[Records from a collection]
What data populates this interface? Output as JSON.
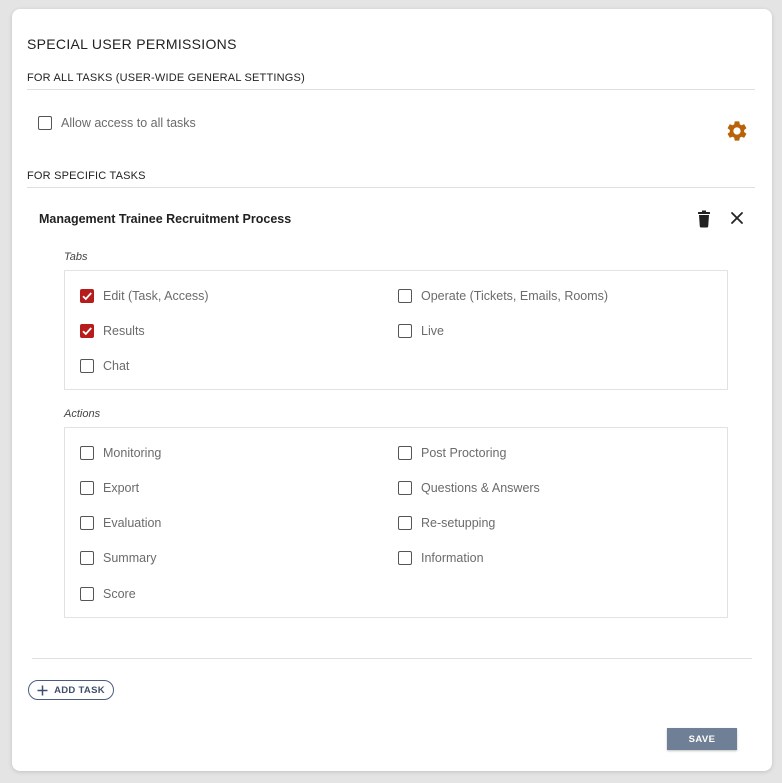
{
  "title": "SPECIAL USER PERMISSIONS",
  "all_tasks": {
    "header": "FOR ALL TASKS (USER-WIDE GENERAL SETTINGS)",
    "allow_all_label": "Allow access to all tasks",
    "allow_all_checked": false,
    "settings_icon": "gear-icon"
  },
  "specific_tasks": {
    "header": "FOR SPECIFIC TASKS",
    "task": {
      "name": "Management Trainee Recruitment Process",
      "delete_icon": "trash-icon",
      "close_icon": "close-icon",
      "tabs": {
        "label": "Tabs",
        "items": [
          {
            "label": "Edit (Task, Access)",
            "checked": true
          },
          {
            "label": "Operate (Tickets, Emails, Rooms)",
            "checked": false
          },
          {
            "label": "Results",
            "checked": true
          },
          {
            "label": "Live",
            "checked": false
          },
          {
            "label": "Chat",
            "checked": false
          }
        ]
      },
      "actions": {
        "label": "Actions",
        "items": [
          {
            "label": "Monitoring",
            "checked": false
          },
          {
            "label": "Post Proctoring",
            "checked": false
          },
          {
            "label": "Export",
            "checked": false
          },
          {
            "label": "Questions & Answers",
            "checked": false
          },
          {
            "label": "Evaluation",
            "checked": false
          },
          {
            "label": "Re-setupping",
            "checked": false
          },
          {
            "label": "Summary",
            "checked": false
          },
          {
            "label": "Information",
            "checked": false
          },
          {
            "label": "Score",
            "checked": false
          }
        ]
      }
    }
  },
  "add_task_label": "ADD TASK",
  "save_label": "SAVE",
  "colors": {
    "accent_check": "#b71c1c",
    "gear": "#b8620a",
    "save_bg": "#6e7f96",
    "add_border": "#4a5d7e"
  }
}
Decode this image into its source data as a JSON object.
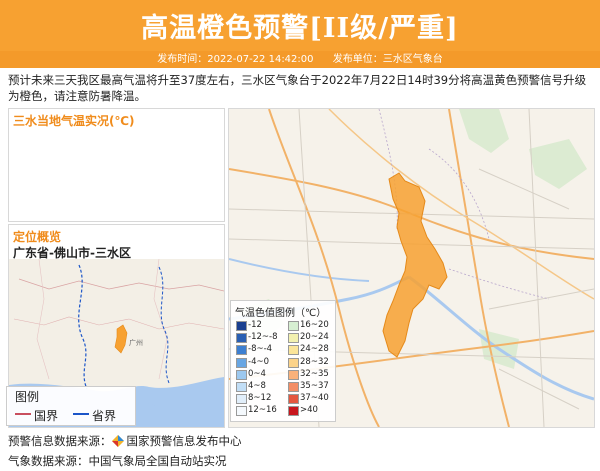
{
  "header": {
    "title": "高温橙色预警[II级/严重]",
    "publish_time_label": "发布时间：2022-07-22 14:42:00",
    "publisher_label": "发布单位：三水区气象台"
  },
  "description": "预计未来三天我区最高气温将升至37度左右，三水区气象台于2022年7月22日14时39分将高温黄色预警信号升级为橙色，请注意防暑降温。",
  "temp_panel": {
    "title": "三水当地气温实况(℃)"
  },
  "location_panel": {
    "title": "定位概览",
    "location": "广东省-佛山市-三水区"
  },
  "mini_legend": {
    "title": "图例",
    "items": [
      {
        "label": "国界",
        "color": "#c94f5f"
      },
      {
        "label": "省界",
        "color": "#1b55c8"
      }
    ]
  },
  "map_legend": {
    "title": "气温色值图例（℃）",
    "items": [
      {
        "label": "-12",
        "color": "#1a3f8f"
      },
      {
        "label": "-12~-8",
        "color": "#2a5fb3"
      },
      {
        "label": "-8~-4",
        "color": "#3d7fd1"
      },
      {
        "label": "-4~0",
        "color": "#69a6e3"
      },
      {
        "label": "0~4",
        "color": "#9cc8ef"
      },
      {
        "label": "4~8",
        "color": "#c2def6"
      },
      {
        "label": "8~12",
        "color": "#e1eefa"
      },
      {
        "label": "12~16",
        "color": "#f5f9fd"
      },
      {
        "label": "16~20",
        "color": "#d7efd2"
      },
      {
        "label": "20~24",
        "color": "#f3f1b0"
      },
      {
        "label": "24~28",
        "color": "#fbe59a"
      },
      {
        "label": "28~32",
        "color": "#fcd38a"
      },
      {
        "label": "32~35",
        "color": "#f9b17a"
      },
      {
        "label": "35~37",
        "color": "#f48e66"
      },
      {
        "label": "37~40",
        "color": "#e4573f"
      },
      {
        "label": ">40",
        "color": "#c8161d"
      }
    ]
  },
  "footer": {
    "warning_source": "预警信息数据来源：",
    "warning_source_name": "国家预警信息发布中心",
    "weather_source": "气象数据来源：中国气象局全国自动站实况"
  },
  "map": {
    "small_city_label": "广州"
  }
}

# TASK REQUIREMENTS
Copy all lines above containing the string "icon".

# WORKED ANSWER
    "settings_icon": "gear-icon"
      "delete_icon": "trash-icon",
      "close_icon": "close-icon",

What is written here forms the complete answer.